===== RAW DATA =====
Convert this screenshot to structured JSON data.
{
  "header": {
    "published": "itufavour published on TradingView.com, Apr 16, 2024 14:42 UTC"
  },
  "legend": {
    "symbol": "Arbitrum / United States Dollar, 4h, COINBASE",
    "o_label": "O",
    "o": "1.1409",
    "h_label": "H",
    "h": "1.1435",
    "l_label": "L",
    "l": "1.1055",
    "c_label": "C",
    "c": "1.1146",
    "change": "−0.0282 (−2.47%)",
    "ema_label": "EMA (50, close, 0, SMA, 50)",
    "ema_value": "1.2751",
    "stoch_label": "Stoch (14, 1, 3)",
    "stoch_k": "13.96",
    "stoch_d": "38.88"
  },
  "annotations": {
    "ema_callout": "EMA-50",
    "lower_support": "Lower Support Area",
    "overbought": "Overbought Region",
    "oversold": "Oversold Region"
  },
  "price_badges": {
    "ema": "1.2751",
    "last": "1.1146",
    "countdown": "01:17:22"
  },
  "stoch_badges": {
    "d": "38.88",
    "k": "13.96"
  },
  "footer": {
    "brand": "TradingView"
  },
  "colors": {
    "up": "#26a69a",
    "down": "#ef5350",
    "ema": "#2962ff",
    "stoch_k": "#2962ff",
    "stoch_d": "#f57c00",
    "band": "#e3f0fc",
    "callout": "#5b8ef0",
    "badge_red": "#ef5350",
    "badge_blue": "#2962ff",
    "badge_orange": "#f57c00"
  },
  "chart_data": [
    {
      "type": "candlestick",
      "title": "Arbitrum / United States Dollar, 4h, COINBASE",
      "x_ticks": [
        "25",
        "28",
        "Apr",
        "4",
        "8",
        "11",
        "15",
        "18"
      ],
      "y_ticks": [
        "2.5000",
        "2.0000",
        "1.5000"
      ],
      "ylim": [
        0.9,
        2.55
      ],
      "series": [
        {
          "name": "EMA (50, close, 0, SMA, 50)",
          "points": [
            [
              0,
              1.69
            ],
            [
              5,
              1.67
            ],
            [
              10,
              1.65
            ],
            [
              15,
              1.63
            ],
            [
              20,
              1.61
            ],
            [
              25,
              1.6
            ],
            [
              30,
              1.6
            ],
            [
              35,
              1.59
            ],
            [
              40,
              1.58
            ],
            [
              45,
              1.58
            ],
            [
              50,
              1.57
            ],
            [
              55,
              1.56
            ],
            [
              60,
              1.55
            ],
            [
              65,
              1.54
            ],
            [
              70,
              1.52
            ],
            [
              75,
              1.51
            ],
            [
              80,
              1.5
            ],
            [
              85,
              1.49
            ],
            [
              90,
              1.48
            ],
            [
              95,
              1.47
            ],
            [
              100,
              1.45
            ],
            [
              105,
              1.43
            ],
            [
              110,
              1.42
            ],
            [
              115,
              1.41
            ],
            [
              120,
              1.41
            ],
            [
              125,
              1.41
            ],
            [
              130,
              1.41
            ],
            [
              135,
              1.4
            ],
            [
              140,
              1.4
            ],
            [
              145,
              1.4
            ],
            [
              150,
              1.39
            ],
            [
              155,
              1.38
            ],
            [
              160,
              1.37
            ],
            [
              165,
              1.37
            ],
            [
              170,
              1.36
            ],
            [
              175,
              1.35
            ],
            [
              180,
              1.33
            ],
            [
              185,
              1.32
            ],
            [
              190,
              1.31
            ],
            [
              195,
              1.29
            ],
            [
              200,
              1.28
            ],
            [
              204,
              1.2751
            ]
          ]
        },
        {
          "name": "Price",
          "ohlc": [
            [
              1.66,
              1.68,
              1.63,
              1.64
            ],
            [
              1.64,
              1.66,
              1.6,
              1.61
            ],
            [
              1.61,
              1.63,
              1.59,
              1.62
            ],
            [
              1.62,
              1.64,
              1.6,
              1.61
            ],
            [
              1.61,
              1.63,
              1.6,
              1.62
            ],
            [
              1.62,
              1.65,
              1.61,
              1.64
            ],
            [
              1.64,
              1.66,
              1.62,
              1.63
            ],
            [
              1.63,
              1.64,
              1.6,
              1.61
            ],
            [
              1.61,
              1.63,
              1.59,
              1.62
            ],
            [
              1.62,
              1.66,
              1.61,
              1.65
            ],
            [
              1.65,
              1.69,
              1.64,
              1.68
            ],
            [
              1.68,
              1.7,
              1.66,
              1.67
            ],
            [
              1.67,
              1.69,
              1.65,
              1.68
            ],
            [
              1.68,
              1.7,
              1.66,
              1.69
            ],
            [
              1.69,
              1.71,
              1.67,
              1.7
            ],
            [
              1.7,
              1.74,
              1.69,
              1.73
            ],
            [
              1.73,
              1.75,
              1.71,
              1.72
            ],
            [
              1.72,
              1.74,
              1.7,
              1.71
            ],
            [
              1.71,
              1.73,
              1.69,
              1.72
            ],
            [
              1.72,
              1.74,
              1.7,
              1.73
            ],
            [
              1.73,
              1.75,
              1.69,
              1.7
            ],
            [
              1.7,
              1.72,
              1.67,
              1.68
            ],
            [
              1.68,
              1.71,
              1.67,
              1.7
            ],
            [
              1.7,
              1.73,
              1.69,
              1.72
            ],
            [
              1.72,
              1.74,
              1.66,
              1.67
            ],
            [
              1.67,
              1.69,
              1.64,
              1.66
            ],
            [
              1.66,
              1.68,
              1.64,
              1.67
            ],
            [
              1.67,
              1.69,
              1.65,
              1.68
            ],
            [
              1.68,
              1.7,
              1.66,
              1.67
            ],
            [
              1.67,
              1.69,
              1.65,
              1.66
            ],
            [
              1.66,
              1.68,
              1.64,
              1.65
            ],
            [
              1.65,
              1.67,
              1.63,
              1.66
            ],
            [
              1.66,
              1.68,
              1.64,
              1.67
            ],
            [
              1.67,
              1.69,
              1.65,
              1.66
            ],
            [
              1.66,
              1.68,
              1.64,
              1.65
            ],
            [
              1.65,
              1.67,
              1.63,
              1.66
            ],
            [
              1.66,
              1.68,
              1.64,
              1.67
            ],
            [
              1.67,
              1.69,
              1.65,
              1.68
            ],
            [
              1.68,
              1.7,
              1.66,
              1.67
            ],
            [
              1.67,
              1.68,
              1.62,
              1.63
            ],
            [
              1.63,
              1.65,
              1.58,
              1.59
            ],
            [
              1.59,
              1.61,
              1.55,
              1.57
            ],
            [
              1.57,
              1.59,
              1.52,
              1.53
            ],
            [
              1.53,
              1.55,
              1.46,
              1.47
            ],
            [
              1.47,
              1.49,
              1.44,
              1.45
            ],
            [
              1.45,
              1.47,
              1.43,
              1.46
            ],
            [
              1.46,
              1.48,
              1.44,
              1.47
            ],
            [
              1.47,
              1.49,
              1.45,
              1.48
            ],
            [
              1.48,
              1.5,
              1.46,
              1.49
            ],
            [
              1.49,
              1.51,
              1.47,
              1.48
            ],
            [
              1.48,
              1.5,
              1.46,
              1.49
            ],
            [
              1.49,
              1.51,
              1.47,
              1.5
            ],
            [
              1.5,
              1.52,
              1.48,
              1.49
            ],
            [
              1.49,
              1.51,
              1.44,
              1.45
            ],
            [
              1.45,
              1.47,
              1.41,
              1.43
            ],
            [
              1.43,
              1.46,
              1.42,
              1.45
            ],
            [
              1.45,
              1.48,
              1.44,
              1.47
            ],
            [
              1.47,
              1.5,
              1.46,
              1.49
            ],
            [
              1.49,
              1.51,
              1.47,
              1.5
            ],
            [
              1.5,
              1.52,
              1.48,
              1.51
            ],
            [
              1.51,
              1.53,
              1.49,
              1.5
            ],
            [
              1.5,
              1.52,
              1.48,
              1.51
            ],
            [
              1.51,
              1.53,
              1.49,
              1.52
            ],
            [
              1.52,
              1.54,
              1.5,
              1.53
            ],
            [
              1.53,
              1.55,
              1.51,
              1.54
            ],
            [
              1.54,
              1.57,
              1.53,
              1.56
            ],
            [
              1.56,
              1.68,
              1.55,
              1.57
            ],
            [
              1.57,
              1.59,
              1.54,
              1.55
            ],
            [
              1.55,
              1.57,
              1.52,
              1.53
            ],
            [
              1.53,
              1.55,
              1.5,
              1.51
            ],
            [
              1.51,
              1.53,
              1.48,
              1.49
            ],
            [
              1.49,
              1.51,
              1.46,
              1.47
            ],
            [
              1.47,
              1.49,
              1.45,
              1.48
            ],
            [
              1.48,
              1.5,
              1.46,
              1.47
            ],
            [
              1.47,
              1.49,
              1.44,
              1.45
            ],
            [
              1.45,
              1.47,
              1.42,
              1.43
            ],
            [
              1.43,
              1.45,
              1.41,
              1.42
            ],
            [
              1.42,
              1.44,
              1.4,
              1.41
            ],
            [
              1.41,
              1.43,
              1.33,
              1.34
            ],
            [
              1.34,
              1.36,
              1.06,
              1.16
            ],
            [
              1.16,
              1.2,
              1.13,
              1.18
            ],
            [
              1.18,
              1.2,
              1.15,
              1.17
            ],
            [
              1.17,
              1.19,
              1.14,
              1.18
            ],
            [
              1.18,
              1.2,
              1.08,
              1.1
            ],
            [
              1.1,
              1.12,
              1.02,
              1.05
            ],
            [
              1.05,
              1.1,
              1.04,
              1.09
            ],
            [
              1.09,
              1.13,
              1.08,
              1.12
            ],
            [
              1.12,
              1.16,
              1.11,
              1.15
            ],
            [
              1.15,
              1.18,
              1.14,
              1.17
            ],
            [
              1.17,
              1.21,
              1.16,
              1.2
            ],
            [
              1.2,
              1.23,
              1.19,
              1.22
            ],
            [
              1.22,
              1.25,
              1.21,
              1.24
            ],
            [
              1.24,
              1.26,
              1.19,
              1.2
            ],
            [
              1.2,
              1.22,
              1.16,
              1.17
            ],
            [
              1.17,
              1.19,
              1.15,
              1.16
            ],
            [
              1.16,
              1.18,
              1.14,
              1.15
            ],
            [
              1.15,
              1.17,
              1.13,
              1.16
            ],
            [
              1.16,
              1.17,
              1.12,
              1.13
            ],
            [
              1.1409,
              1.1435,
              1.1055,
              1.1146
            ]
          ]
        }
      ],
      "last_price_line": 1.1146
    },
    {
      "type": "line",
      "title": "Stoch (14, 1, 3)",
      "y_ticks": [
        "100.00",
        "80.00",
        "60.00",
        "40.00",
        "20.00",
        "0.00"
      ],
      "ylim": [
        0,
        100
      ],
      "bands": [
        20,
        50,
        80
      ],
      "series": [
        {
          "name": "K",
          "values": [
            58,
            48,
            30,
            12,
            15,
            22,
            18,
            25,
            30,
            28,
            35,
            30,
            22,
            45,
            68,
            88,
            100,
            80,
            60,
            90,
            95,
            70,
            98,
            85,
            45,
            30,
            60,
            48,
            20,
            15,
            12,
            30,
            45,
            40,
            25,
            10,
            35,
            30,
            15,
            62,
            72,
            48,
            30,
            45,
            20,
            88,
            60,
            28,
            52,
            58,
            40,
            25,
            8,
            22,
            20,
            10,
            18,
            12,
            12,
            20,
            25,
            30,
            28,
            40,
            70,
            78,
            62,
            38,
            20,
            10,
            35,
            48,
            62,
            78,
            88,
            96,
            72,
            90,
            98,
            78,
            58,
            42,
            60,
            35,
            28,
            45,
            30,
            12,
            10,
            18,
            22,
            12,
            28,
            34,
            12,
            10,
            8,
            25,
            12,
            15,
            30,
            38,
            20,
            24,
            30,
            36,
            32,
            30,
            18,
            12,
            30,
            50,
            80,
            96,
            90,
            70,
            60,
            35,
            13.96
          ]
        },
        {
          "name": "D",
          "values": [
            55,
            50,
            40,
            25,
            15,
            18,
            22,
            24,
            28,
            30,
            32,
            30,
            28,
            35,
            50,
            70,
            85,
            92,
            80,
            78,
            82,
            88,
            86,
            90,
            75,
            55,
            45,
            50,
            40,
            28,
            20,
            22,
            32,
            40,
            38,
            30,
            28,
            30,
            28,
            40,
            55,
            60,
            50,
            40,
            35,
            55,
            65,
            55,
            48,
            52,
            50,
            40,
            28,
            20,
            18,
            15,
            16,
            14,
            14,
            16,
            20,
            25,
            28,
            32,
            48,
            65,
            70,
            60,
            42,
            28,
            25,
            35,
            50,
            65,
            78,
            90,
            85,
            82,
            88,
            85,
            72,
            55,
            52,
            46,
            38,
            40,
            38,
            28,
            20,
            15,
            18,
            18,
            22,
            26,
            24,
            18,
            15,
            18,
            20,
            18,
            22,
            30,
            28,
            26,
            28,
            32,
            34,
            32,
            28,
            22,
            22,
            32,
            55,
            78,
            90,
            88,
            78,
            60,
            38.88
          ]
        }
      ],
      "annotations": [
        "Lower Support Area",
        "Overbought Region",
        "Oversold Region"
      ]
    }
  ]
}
=====
(OBJECTIVE) Filter lines by "United" and return each hit.

(RESPONSE)
    "symbol": "Arbitrum / United States Dollar, 4h, COINBASE",
      "title": "Arbitrum / United States Dollar, 4h, COINBASE",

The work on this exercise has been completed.